# SHORT TASK
Copy out every line of the data exactly.

# EXERCISE INPUTS
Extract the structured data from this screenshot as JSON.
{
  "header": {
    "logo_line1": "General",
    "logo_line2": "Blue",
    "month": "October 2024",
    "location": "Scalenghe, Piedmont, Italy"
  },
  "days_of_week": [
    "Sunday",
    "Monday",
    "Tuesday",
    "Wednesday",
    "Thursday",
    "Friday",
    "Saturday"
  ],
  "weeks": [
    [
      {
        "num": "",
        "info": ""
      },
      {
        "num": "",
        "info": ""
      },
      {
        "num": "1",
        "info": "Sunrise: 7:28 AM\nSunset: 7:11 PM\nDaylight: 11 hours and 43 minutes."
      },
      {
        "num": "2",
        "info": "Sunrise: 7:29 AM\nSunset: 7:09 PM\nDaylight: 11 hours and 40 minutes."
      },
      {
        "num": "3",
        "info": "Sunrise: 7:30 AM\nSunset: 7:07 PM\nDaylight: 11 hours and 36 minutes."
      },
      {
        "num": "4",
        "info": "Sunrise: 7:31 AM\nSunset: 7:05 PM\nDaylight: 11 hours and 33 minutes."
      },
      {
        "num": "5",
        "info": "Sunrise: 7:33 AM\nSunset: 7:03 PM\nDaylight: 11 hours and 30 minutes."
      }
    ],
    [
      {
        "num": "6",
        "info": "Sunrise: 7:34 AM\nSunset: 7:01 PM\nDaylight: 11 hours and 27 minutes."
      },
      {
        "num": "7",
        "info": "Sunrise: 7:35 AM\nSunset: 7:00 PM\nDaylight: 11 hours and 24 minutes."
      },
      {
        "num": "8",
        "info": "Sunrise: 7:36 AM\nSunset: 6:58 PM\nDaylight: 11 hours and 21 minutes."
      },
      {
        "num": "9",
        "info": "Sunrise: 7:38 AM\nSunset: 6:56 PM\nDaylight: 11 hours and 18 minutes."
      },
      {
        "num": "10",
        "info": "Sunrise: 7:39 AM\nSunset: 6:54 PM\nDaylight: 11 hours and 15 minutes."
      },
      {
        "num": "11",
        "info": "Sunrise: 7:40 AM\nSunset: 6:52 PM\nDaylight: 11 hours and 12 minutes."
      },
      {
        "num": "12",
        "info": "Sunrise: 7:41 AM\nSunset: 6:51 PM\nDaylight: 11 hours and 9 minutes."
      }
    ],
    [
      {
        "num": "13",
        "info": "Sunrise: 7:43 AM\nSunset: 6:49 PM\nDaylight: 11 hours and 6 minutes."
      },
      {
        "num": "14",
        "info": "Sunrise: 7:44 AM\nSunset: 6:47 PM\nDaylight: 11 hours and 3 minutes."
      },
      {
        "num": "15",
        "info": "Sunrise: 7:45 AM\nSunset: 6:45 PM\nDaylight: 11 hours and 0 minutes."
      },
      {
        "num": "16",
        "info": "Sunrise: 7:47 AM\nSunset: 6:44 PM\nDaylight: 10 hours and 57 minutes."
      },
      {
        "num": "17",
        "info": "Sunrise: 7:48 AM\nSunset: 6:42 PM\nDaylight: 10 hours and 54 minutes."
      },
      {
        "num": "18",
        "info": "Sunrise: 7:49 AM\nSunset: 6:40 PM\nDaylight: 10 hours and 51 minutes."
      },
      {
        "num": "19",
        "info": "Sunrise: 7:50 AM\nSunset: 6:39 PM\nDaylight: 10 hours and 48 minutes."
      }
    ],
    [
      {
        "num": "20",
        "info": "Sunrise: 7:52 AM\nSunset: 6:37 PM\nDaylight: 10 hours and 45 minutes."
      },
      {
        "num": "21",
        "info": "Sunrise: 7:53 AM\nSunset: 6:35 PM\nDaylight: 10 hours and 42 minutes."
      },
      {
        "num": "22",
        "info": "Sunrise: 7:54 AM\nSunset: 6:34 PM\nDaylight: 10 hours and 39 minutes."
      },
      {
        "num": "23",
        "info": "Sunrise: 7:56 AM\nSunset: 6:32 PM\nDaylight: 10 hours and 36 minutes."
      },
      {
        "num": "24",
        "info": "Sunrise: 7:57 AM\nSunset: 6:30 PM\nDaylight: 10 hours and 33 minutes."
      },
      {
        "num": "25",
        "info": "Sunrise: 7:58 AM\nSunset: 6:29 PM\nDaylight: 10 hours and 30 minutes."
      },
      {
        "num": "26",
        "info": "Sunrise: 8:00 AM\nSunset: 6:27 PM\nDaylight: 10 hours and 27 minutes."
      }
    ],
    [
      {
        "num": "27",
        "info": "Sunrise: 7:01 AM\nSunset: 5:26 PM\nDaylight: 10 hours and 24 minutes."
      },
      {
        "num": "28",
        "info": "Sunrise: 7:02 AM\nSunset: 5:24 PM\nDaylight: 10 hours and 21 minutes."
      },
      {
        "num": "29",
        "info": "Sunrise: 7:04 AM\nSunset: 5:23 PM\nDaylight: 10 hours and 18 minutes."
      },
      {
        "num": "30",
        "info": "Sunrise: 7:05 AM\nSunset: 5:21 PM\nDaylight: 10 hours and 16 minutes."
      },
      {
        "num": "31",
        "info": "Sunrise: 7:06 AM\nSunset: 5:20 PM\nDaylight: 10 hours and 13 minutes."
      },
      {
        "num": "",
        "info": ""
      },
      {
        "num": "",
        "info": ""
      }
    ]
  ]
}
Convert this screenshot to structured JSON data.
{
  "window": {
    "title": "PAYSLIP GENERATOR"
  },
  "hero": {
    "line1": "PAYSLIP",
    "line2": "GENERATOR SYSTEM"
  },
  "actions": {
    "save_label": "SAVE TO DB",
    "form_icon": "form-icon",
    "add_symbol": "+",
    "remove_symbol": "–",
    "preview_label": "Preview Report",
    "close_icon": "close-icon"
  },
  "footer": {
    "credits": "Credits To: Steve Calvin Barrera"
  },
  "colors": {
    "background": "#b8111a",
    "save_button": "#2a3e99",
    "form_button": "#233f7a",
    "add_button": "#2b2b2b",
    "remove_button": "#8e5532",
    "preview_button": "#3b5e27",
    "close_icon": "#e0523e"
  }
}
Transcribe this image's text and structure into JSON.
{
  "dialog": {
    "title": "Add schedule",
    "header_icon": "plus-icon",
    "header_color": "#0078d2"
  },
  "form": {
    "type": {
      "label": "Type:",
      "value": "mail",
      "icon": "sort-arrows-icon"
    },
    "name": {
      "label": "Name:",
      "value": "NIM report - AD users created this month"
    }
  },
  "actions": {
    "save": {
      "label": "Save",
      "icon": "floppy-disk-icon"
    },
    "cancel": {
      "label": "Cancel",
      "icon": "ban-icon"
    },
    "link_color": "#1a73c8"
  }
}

# SOLUTION
Extract the structured data from this screenshot as JSON.
{
  "header": {
    "logo_line1": "General",
    "logo_line2": "Blue",
    "month": "October 2024",
    "location": "Scalenghe, Piedmont, Italy"
  },
  "days_of_week": [
    "Sunday",
    "Monday",
    "Tuesday",
    "Wednesday",
    "Thursday",
    "Friday",
    "Saturday"
  ],
  "weeks": [
    [
      {
        "num": "",
        "info": ""
      },
      {
        "num": "",
        "info": ""
      },
      {
        "num": "1",
        "info": "Sunrise: 7:28 AM\nSunset: 7:11 PM\nDaylight: 11 hours and 43 minutes."
      },
      {
        "num": "2",
        "info": "Sunrise: 7:29 AM\nSunset: 7:09 PM\nDaylight: 11 hours and 40 minutes."
      },
      {
        "num": "3",
        "info": "Sunrise: 7:30 AM\nSunset: 7:07 PM\nDaylight: 11 hours and 36 minutes."
      },
      {
        "num": "4",
        "info": "Sunrise: 7:31 AM\nSunset: 7:05 PM\nDaylight: 11 hours and 33 minutes."
      },
      {
        "num": "5",
        "info": "Sunrise: 7:33 AM\nSunset: 7:03 PM\nDaylight: 11 hours and 30 minutes."
      }
    ],
    [
      {
        "num": "6",
        "info": "Sunrise: 7:34 AM\nSunset: 7:01 PM\nDaylight: 11 hours and 27 minutes."
      },
      {
        "num": "7",
        "info": "Sunrise: 7:35 AM\nSunset: 7:00 PM\nDaylight: 11 hours and 24 minutes."
      },
      {
        "num": "8",
        "info": "Sunrise: 7:36 AM\nSunset: 6:58 PM\nDaylight: 11 hours and 21 minutes."
      },
      {
        "num": "9",
        "info": "Sunrise: 7:38 AM\nSunset: 6:56 PM\nDaylight: 11 hours and 18 minutes."
      },
      {
        "num": "10",
        "info": "Sunrise: 7:39 AM\nSunset: 6:54 PM\nDaylight: 11 hours and 15 minutes."
      },
      {
        "num": "11",
        "info": "Sunrise: 7:40 AM\nSunset: 6:52 PM\nDaylight: 11 hours and 12 minutes."
      },
      {
        "num": "12",
        "info": "Sunrise: 7:41 AM\nSunset: 6:51 PM\nDaylight: 11 hours and 9 minutes."
      }
    ],
    [
      {
        "num": "13",
        "info": "Sunrise: 7:43 AM\nSunset: 6:49 PM\nDaylight: 11 hours and 6 minutes."
      },
      {
        "num": "14",
        "info": "Sunrise: 7:44 AM\nSunset: 6:47 PM\nDaylight: 11 hours and 3 minutes."
      },
      {
        "num": "15",
        "info": "Sunrise: 7:45 AM\nSunset: 6:45 PM\nDaylight: 11 hours and 0 minutes."
      },
      {
        "num": "16",
        "info": "Sunrise: 7:47 AM\nSunset: 6:44 PM\nDaylight: 10 hours and 57 minutes."
      },
      {
        "num": "17",
        "info": "Sunrise: 7:48 AM\nSunset: 6:42 PM\nDaylight: 10 hours and 54 minutes."
      },
      {
        "num": "18",
        "info": "Sunrise: 7:49 AM\nSunset: 6:40 PM\nDaylight: 10 hours and 51 minutes."
      },
      {
        "num": "19",
        "info": "Sunrise: 7:50 AM\nSunset: 6:39 PM\nDaylight: 10 hours and 48 minutes."
      }
    ],
    [
      {
        "num": "20",
        "info": "Sunrise: 7:52 AM\nSunset: 6:37 PM\nDaylight: 10 hours and 45 minutes."
      },
      {
        "num": "21",
        "info": "Sunrise: 7:53 AM\nSunset: 6:35 PM\nDaylight: 10 hours and 42 minutes."
      },
      {
        "num": "22",
        "info": "Sunrise: 7:54 AM\nSunset: 6:34 PM\nDaylight: 10 hours and 39 minutes."
      },
      {
        "num": "23",
        "info": "Sunrise: 7:56 AM\nSunset: 6:32 PM\nDaylight: 10 hours and 36 minutes."
      },
      {
        "num": "24",
        "info": "Sunrise: 7:57 AM\nSunset: 6:30 PM\nDaylight: 10 hours and 33 minutes."
      },
      {
        "num": "25",
        "info": "Sunrise: 7:58 AM\nSunset: 6:29 PM\nDaylight: 10 hours and 30 minutes."
      },
      {
        "num": "26",
        "info": "Sunrise: 8:00 AM\nSunset: 6:27 PM\nDaylight: 10 hours and 27 minutes."
      }
    ],
    [
      {
        "num": "27",
        "info": "Sunrise: 7:01 AM\nSunset: 5:26 PM\nDaylight: 10 hours and 24 minutes."
      },
      {
        "num": "28",
        "info": "Sunrise: 7:02 AM\nSunset: 5:24 PM\nDaylight: 10 hours and 21 minutes."
      },
      {
        "num": "29",
        "info": "Sunrise: 7:04 AM\nSunset: 5:23 PM\nDaylight: 10 hours and 18 minutes."
      },
      {
        "num": "30",
        "info": "Sunrise: 7:05 AM\nSunset: 5:21 PM\nDaylight: 10 hours and 16 minutes."
      },
      {
        "num": "31",
        "info": "Sunrise: 7:06 AM\nSunset: 5:20 PM\nDaylight: 10 hours and 13 minutes."
      },
      {
        "num": "",
        "info": ""
      },
      {
        "num": "",
        "info": ""
      }
    ]
  ]
}
Convert this screenshot to structured JSON data.
{
  "window": {
    "title": "PAYSLIP GENERATOR"
  },
  "hero": {
    "line1": "PAYSLIP",
    "line2": "GENERATOR SYSTEM"
  },
  "actions": {
    "save_label": "SAVE TO DB",
    "form_icon": "form-icon",
    "add_symbol": "+",
    "remove_symbol": "–",
    "preview_label": "Preview Report",
    "close_icon": "close-icon"
  },
  "footer": {
    "credits": "Credits To: Steve Calvin Barrera"
  },
  "colors": {
    "background": "#b8111a",
    "save_button": "#2a3e99",
    "form_button": "#233f7a",
    "add_button": "#2b2b2b",
    "remove_button": "#8e5532",
    "preview_button": "#3b5e27",
    "close_icon": "#e0523e"
  }
}
Transcribe this image's text and structure into JSON.
{
  "dialog": {
    "title": "Add schedule",
    "header_icon": "plus-icon",
    "header_color": "#0078d2"
  },
  "form": {
    "type": {
      "label": "Type:",
      "value": "mail",
      "icon": "sort-arrows-icon"
    },
    "name": {
      "label": "Name:",
      "value": "NIM report - AD users created this month"
    }
  },
  "actions": {
    "save": {
      "label": "Save",
      "icon": "floppy-disk-icon"
    },
    "cancel": {
      "label": "Cancel",
      "icon": "ban-icon"
    },
    "link_color": "#1a73c8"
  }
}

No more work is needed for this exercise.